• _Challenge_:
Give the count of lines that include the string "Calor". Add nothing to it.

• _Input rows_:

##############################

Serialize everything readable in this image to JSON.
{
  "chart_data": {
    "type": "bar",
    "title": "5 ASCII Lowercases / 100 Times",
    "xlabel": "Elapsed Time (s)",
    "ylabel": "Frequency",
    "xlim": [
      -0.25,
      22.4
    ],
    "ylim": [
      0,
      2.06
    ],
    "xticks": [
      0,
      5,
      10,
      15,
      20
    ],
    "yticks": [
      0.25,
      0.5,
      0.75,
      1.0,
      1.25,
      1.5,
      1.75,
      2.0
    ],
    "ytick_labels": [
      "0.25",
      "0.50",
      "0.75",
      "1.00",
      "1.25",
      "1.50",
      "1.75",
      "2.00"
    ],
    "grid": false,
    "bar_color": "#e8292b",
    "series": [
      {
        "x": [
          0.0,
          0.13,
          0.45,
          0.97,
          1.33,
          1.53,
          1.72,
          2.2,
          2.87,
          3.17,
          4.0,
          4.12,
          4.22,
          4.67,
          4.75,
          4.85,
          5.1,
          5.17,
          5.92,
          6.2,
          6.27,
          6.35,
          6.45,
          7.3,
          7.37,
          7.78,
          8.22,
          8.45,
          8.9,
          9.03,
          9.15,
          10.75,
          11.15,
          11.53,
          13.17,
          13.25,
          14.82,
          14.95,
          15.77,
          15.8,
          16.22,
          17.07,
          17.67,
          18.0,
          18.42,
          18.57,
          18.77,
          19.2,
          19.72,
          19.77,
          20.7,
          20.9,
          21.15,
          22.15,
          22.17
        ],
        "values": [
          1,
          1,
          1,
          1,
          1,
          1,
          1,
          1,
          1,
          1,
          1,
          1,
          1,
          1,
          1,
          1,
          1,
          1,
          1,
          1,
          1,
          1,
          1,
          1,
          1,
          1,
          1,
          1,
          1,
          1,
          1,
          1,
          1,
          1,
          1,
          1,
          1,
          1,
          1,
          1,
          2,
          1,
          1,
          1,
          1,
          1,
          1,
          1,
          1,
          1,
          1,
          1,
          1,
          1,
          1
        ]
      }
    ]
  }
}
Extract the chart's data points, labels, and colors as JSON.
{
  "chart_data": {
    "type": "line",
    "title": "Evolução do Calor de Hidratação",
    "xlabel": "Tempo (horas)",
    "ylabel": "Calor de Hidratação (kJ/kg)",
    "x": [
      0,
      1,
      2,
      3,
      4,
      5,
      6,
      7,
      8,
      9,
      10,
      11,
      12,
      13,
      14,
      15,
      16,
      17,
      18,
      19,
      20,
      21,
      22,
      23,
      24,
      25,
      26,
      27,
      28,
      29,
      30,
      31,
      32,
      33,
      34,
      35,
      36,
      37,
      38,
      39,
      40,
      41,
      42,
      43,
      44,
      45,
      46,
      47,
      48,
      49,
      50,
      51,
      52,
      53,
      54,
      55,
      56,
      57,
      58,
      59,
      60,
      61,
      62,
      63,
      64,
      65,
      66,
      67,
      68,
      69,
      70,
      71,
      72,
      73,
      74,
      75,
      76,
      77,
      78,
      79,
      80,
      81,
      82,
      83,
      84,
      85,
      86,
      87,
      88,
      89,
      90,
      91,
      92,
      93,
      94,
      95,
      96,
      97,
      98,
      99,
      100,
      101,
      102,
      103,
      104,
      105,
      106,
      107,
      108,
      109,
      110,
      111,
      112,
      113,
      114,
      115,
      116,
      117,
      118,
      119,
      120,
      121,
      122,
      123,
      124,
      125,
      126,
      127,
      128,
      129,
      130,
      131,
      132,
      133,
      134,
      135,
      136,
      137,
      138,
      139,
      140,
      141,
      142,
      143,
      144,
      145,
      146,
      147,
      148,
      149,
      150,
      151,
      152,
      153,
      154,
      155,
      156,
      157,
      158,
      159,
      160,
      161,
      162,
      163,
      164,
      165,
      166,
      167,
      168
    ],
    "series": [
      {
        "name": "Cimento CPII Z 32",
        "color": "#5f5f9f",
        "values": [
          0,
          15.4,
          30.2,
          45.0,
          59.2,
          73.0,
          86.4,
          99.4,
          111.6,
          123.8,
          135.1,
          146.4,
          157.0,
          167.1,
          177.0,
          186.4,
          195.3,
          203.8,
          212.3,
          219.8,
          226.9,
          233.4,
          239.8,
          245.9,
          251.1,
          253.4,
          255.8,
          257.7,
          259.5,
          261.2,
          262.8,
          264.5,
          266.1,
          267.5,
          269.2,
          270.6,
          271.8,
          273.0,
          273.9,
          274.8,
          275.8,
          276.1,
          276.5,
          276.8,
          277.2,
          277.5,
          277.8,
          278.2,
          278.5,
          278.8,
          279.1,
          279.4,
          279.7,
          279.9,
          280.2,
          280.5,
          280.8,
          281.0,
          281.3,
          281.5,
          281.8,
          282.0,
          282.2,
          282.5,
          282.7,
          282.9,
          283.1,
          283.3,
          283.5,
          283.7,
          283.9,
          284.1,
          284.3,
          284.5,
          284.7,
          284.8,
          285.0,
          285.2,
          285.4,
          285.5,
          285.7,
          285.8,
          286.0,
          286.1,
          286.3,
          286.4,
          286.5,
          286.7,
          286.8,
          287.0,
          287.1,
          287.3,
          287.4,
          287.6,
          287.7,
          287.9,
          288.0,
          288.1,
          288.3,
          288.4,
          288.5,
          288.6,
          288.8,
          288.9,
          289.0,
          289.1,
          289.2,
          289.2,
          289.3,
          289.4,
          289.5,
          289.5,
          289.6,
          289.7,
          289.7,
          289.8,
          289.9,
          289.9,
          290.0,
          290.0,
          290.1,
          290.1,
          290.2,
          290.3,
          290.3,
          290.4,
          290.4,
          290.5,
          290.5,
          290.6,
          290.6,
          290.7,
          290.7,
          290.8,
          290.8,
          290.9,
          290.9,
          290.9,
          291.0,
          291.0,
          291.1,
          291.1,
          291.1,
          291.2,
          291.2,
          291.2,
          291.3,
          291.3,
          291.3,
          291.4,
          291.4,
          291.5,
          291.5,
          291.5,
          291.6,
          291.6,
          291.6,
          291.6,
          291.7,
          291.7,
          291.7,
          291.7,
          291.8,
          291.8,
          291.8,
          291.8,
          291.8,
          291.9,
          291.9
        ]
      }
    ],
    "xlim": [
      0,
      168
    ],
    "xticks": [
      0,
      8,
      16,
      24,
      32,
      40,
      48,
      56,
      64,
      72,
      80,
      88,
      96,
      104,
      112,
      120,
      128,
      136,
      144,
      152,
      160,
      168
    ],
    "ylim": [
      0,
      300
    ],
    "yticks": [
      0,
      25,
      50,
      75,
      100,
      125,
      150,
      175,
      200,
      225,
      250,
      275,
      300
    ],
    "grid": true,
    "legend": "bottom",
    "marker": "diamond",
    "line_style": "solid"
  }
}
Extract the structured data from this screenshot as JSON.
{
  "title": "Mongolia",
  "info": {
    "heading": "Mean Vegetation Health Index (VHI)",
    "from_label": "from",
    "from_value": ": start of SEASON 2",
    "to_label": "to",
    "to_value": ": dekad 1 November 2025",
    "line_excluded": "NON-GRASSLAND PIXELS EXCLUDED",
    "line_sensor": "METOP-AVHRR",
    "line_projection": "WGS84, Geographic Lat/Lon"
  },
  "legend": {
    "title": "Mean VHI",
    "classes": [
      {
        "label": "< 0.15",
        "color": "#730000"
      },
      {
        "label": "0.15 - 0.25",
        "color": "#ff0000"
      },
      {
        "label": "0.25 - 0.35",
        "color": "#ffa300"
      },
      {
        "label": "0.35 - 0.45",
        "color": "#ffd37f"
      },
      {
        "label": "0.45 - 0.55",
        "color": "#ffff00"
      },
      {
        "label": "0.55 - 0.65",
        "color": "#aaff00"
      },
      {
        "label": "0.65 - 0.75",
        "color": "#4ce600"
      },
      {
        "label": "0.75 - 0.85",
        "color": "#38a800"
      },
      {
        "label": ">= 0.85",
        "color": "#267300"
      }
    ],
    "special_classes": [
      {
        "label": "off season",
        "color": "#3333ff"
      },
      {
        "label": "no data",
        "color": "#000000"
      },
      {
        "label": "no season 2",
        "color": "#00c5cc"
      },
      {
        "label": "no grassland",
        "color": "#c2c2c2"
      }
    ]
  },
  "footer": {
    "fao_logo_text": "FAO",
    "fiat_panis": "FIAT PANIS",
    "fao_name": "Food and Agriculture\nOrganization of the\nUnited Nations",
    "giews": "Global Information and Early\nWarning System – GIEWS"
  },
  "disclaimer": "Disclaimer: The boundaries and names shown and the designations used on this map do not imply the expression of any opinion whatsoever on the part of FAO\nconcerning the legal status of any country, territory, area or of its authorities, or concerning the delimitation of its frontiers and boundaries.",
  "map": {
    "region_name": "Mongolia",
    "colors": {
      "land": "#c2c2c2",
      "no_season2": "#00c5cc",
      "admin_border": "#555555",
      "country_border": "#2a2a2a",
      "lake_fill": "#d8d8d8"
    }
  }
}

##############################

• _Solution for this problem_:
2